* start *

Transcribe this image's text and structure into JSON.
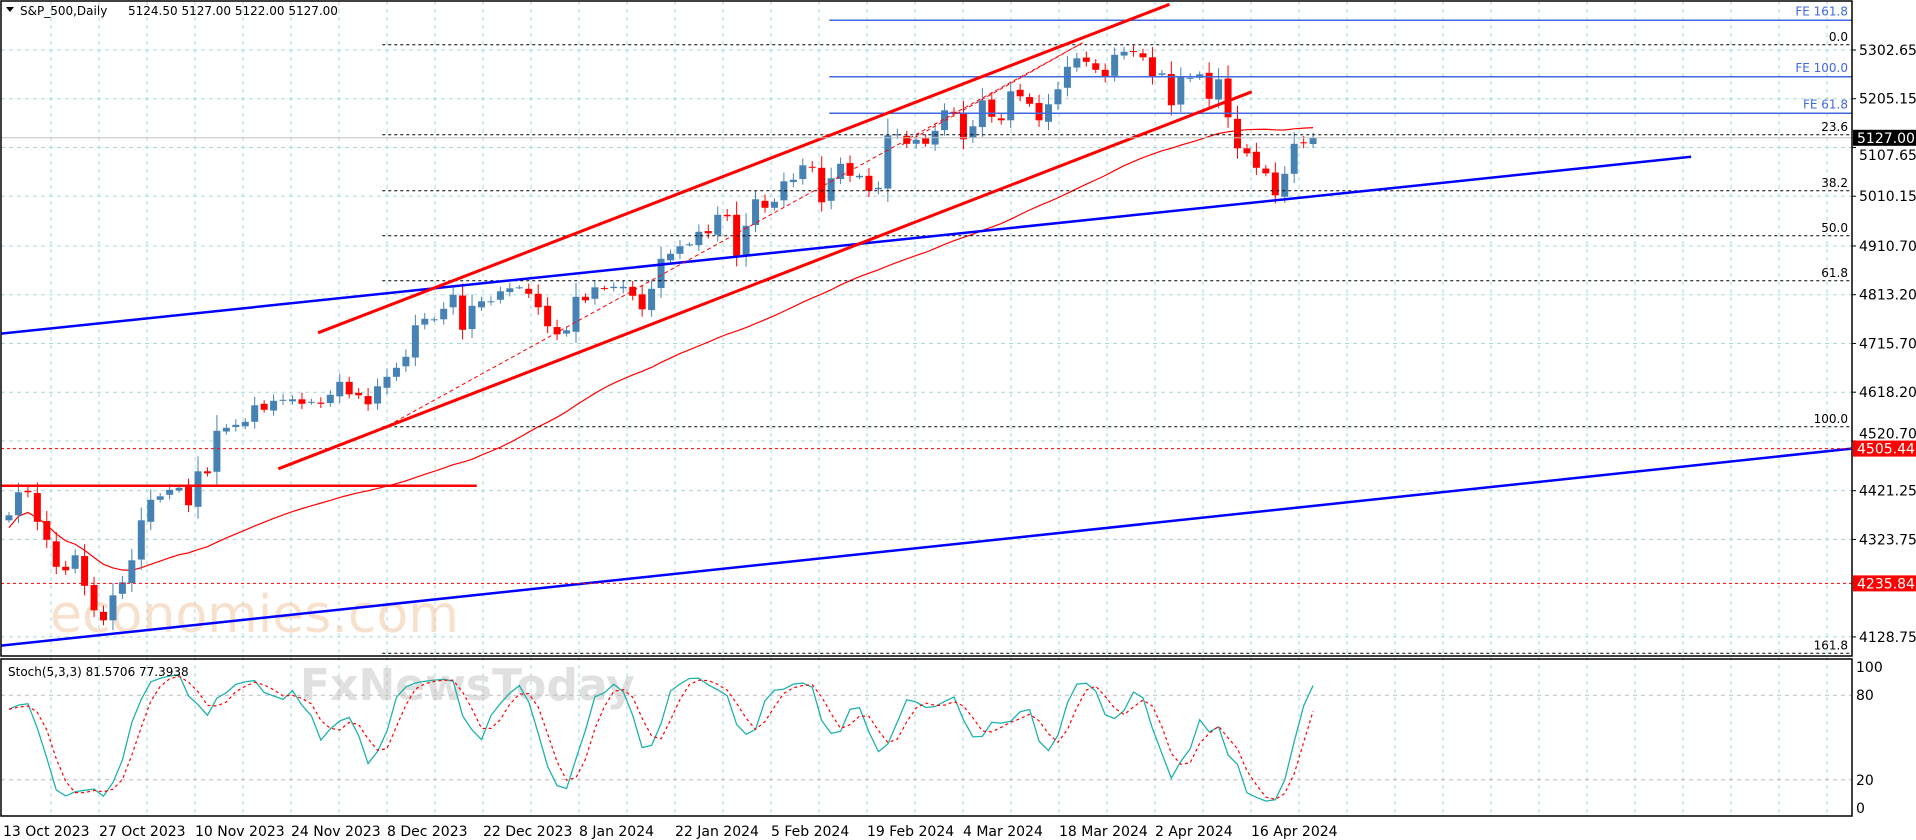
{
  "header": {
    "symbol": "S&P_500,Daily",
    "ohlc": "5124.50 5127.00 5122.00 5127.00"
  },
  "watermark": {
    "line1": "economies.com",
    "line2": "FxNewsToday"
  },
  "stoch": {
    "label": "Stoch(5,3,3) 81.5706 77.3938",
    "levels": [
      100,
      80,
      20,
      0
    ],
    "k_color": "#20B2AA",
    "d_color": "#FF0000"
  },
  "chart_data": {
    "type": "candlestick",
    "title": "S&P_500,Daily",
    "ylim": [
      4090.6,
      5402.6
    ],
    "y_ticks": [
      "5302.65",
      "5205.15",
      "5107.65",
      "5010.15",
      "4910.70",
      "4813.20",
      "4715.70",
      "4618.20",
      "4520.70",
      "4421.25",
      "4323.75",
      "4128.75"
    ],
    "x_tick_labels": [
      "13 Oct 2023",
      "27 Oct 2023",
      "10 Nov 2023",
      "24 Nov 2023",
      "8 Dec 2023",
      "22 Dec 2023",
      "8 Jan 2024",
      "22 Jan 2024",
      "5 Feb 2024",
      "19 Feb 2024",
      "4 Mar 2024",
      "18 Mar 2024",
      "2 Apr 2024",
      "16 Apr 2024"
    ],
    "colors": {
      "bull": "#4682B4",
      "bear": "#FF0000",
      "ma": "#FF0000",
      "grid": "#A9D8DC"
    },
    "closes": [
      4372,
      4418,
      4418,
      4359,
      4323,
      4269,
      4262,
      4292,
      4231,
      4182,
      4162,
      4212,
      4238,
      4282,
      4362,
      4403,
      4410,
      4423,
      4427,
      4392,
      4460,
      4456,
      4541,
      4547,
      4553,
      4559,
      4592,
      4583,
      4601,
      4603,
      4604,
      4595,
      4599,
      4595,
      4613,
      4639,
      4614,
      4612,
      4594,
      4630,
      4649,
      4667,
      4689,
      4752,
      4765,
      4764,
      4785,
      4813,
      4743,
      4791,
      4800,
      4800,
      4820,
      4826,
      4828,
      4815,
      4788,
      4750,
      4734,
      4742,
      4809,
      4802,
      4828,
      4825,
      4829,
      4829,
      4811,
      4784,
      4825,
      4885,
      4895,
      4910,
      4914,
      4939,
      4936,
      4973,
      4970,
      4891,
      4951,
      5004,
      4987,
      4999,
      5040,
      5043,
      5072,
      5067,
      4998,
      5046,
      5075,
      5051,
      5051,
      5021,
      5027,
      5132,
      5134,
      5115,
      5123,
      5115,
      5141,
      5182,
      5176,
      5124,
      5150,
      5202,
      5169,
      5162,
      5220,
      5210,
      5195,
      5162,
      5194,
      5224,
      5269,
      5286,
      5279,
      5263,
      5248,
      5293,
      5299,
      5299,
      5288,
      5250,
      5256,
      5192,
      5249,
      5247,
      5254,
      5205,
      5244,
      5168,
      5106,
      5096,
      5067,
      5056,
      5012,
      5055,
      5115,
      5116,
      5127
    ],
    "moving_average": {
      "type": "SMA",
      "period": 50
    },
    "last_price": {
      "value": "5127.00",
      "numeric": 5127.0
    },
    "price_marks": [
      {
        "value": "4505.44",
        "numeric": 4505.44
      },
      {
        "value": "4235.84",
        "numeric": 4235.84
      }
    ],
    "trendlines": [
      {
        "name": "blue-trendline-upper",
        "points": [
          [
            -1,
            4735
          ],
          [
            178,
            5089
          ]
        ],
        "color": "#0000FF",
        "width": 2.5,
        "dash": ""
      },
      {
        "name": "blue-trendline-lower",
        "points": [
          [
            -1,
            4111
          ],
          [
            195,
            4505.44
          ]
        ],
        "color": "#0000FF",
        "width": 2.5,
        "dash": ""
      },
      {
        "name": "red-channel-upper",
        "points": [
          [
            32.7,
            4737
          ],
          [
            122.8,
            5394
          ]
        ],
        "color": "#FF0000",
        "width": 3,
        "dash": ""
      },
      {
        "name": "red-channel-lower",
        "points": [
          [
            28.5,
            4465
          ],
          [
            131.5,
            5219
          ]
        ],
        "color": "#FF0000",
        "width": 3,
        "dash": ""
      },
      {
        "name": "red-support-horizontal",
        "points": [
          [
            -1,
            4431
          ],
          [
            49.5,
            4431
          ]
        ],
        "color": "#FF0000",
        "width": 2.5,
        "dash": ""
      },
      {
        "name": "fib-anchor-dashed",
        "points": [
          [
            39.5,
            4545
          ],
          [
            113.6,
            5317
          ]
        ],
        "color": "#FF0000",
        "width": 1,
        "dash": "4,3"
      },
      {
        "name": "fe-anchor-dashed",
        "points": [
          [
            94.5,
            5113
          ],
          [
            113.6,
            5317
          ]
        ],
        "color": "#FF0000",
        "width": 1,
        "dash": "4,3"
      }
    ],
    "fibonacci": {
      "start_index": 39.5,
      "levels": [
        {
          "label": "0.0",
          "price": 5313
        },
        {
          "label": "23.6",
          "price": 5133
        },
        {
          "label": "38.2",
          "price": 5021
        },
        {
          "label": "50.0",
          "price": 4931
        },
        {
          "label": "61.8",
          "price": 4841
        },
        {
          "label": "100.0",
          "price": 4549
        },
        {
          "label": "161.8",
          "price": 4096
        }
      ]
    },
    "fib_expansion": {
      "start_index": 86.8,
      "levels": [
        {
          "label": "FE 161.8",
          "price": 5362
        },
        {
          "label": "FE 100.0",
          "price": 5249
        },
        {
          "label": "FE 61.8",
          "price": 5176
        }
      ]
    }
  }
}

* end *

EXERCISE TASK >> From the material above, copy everything exactly but the pictures.

RESULT FOR THIS TASK >>
Transcribe this image's text and structure into JSON.
{
  "header": {
    "symbol": "S&P_500,Daily",
    "ohlc": "5124.50 5127.00 5122.00 5127.00"
  },
  "watermark": {
    "line1": "economies.com",
    "line2": "FxNewsToday"
  },
  "stoch": {
    "label": "Stoch(5,3,3) 81.5706 77.3938",
    "levels": [
      100,
      80,
      20,
      0
    ],
    "k_color": "#20B2AA",
    "d_color": "#FF0000"
  },
  "chart_data": {
    "type": "candlestick",
    "title": "S&P_500,Daily",
    "ylim": [
      4090.6,
      5402.6
    ],
    "y_ticks": [
      "5302.65",
      "5205.15",
      "5107.65",
      "5010.15",
      "4910.70",
      "4813.20",
      "4715.70",
      "4618.20",
      "4520.70",
      "4421.25",
      "4323.75",
      "4128.75"
    ],
    "x_tick_labels": [
      "13 Oct 2023",
      "27 Oct 2023",
      "10 Nov 2023",
      "24 Nov 2023",
      "8 Dec 2023",
      "22 Dec 2023",
      "8 Jan 2024",
      "22 Jan 2024",
      "5 Feb 2024",
      "19 Feb 2024",
      "4 Mar 2024",
      "18 Mar 2024",
      "2 Apr 2024",
      "16 Apr 2024"
    ],
    "colors": {
      "bull": "#4682B4",
      "bear": "#FF0000",
      "ma": "#FF0000",
      "grid": "#A9D8DC"
    },
    "closes": [
      4372,
      4418,
      4418,
      4359,
      4323,
      4269,
      4262,
      4292,
      4231,
      4182,
      4162,
      4212,
      4238,
      4282,
      4362,
      4403,
      4410,
      4423,
      4427,
      4392,
      4460,
      4456,
      4541,
      4547,
      4553,
      4559,
      4592,
      4583,
      4601,
      4603,
      4604,
      4595,
      4599,
      4595,
      4613,
      4639,
      4614,
      4612,
      4594,
      4630,
      4649,
      4667,
      4689,
      4752,
      4765,
      4764,
      4785,
      4813,
      4743,
      4791,
      4800,
      4800,
      4820,
      4826,
      4828,
      4815,
      4788,
      4750,
      4734,
      4742,
      4809,
      4802,
      4828,
      4825,
      4829,
      4829,
      4811,
      4784,
      4825,
      4885,
      4895,
      4910,
      4914,
      4939,
      4936,
      4973,
      4970,
      4891,
      4951,
      5004,
      4987,
      4999,
      5040,
      5043,
      5072,
      5067,
      4998,
      5046,
      5075,
      5051,
      5051,
      5021,
      5027,
      5132,
      5134,
      5115,
      5123,
      5115,
      5141,
      5182,
      5176,
      5124,
      5150,
      5202,
      5169,
      5162,
      5220,
      5210,
      5195,
      5162,
      5194,
      5224,
      5269,
      5286,
      5279,
      5263,
      5248,
      5293,
      5299,
      5299,
      5288,
      5250,
      5256,
      5192,
      5249,
      5247,
      5254,
      5205,
      5244,
      5168,
      5106,
      5096,
      5067,
      5056,
      5012,
      5055,
      5115,
      5116,
      5127
    ],
    "moving_average": {
      "type": "SMA",
      "period": 50
    },
    "last_price": {
      "value": "5127.00",
      "numeric": 5127.0
    },
    "price_marks": [
      {
        "value": "4505.44",
        "numeric": 4505.44
      },
      {
        "value": "4235.84",
        "numeric": 4235.84
      }
    ],
    "trendlines": [
      {
        "name": "blue-trendline-upper",
        "points": [
          [
            -1,
            4735
          ],
          [
            178,
            5089
          ]
        ],
        "color": "#0000FF",
        "width": 2.5,
        "dash": ""
      },
      {
        "name": "blue-trendline-lower",
        "points": [
          [
            -1,
            4111
          ],
          [
            195,
            4505.44
          ]
        ],
        "color": "#0000FF",
        "width": 2.5,
        "dash": ""
      },
      {
        "name": "red-channel-upper",
        "points": [
          [
            32.7,
            4737
          ],
          [
            122.8,
            5394
          ]
        ],
        "color": "#FF0000",
        "width": 3,
        "dash": ""
      },
      {
        "name": "red-channel-lower",
        "points": [
          [
            28.5,
            4465
          ],
          [
            131.5,
            5219
          ]
        ],
        "color": "#FF0000",
        "width": 3,
        "dash": ""
      },
      {
        "name": "red-support-horizontal",
        "points": [
          [
            -1,
            4431
          ],
          [
            49.5,
            4431
          ]
        ],
        "color": "#FF0000",
        "width": 2.5,
        "dash": ""
      },
      {
        "name": "fib-anchor-dashed",
        "points": [
          [
            39.5,
            4545
          ],
          [
            113.6,
            5317
          ]
        ],
        "color": "#FF0000",
        "width": 1,
        "dash": "4,3"
      },
      {
        "name": "fe-anchor-dashed",
        "points": [
          [
            94.5,
            5113
          ],
          [
            113.6,
            5317
          ]
        ],
        "color": "#FF0000",
        "width": 1,
        "dash": "4,3"
      }
    ],
    "fibonacci": {
      "start_index": 39.5,
      "levels": [
        {
          "label": "0.0",
          "price": 5313
        },
        {
          "label": "23.6",
          "price": 5133
        },
        {
          "label": "38.2",
          "price": 5021
        },
        {
          "label": "50.0",
          "price": 4931
        },
        {
          "label": "61.8",
          "price": 4841
        },
        {
          "label": "100.0",
          "price": 4549
        },
        {
          "label": "161.8",
          "price": 4096
        }
      ]
    },
    "fib_expansion": {
      "start_index": 86.8,
      "levels": [
        {
          "label": "FE 161.8",
          "price": 5362
        },
        {
          "label": "FE 100.0",
          "price": 5249
        },
        {
          "label": "FE 61.8",
          "price": 5176
        }
      ]
    }
  }
}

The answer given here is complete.